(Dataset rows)
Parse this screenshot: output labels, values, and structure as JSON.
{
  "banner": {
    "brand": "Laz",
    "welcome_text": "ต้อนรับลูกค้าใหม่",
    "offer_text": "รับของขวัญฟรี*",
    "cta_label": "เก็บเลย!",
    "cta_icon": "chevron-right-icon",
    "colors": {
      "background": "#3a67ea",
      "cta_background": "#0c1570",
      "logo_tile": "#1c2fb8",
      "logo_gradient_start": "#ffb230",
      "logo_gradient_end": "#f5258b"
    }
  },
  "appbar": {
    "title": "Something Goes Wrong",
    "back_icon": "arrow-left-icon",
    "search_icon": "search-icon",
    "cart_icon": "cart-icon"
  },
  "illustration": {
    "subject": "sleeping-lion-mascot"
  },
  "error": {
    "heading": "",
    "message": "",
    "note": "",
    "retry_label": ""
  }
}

■ SET EXERCISE:
Please set down the whole listing above without altering a single line.

■ OUTPUT FOR THIS TASK:
Parse this screenshot: output labels, values, and structure as JSON.
{
  "banner": {
    "brand": "Laz",
    "welcome_text": "ต้อนรับลูกค้าใหม่",
    "offer_text": "รับของขวัญฟรี*",
    "cta_label": "เก็บเลย!",
    "cta_icon": "chevron-right-icon",
    "colors": {
      "background": "#3a67ea",
      "cta_background": "#0c1570",
      "logo_tile": "#1c2fb8",
      "logo_gradient_start": "#ffb230",
      "logo_gradient_end": "#f5258b"
    }
  },
  "appbar": {
    "title": "Something Goes Wrong",
    "back_icon": "arrow-left-icon",
    "search_icon": "search-icon",
    "cart_icon": "cart-icon"
  },
  "illustration": {
    "subject": "sleeping-lion-mascot"
  },
  "error": {
    "heading": "",
    "message": "",
    "note": "",
    "retry_label": ""
  }
}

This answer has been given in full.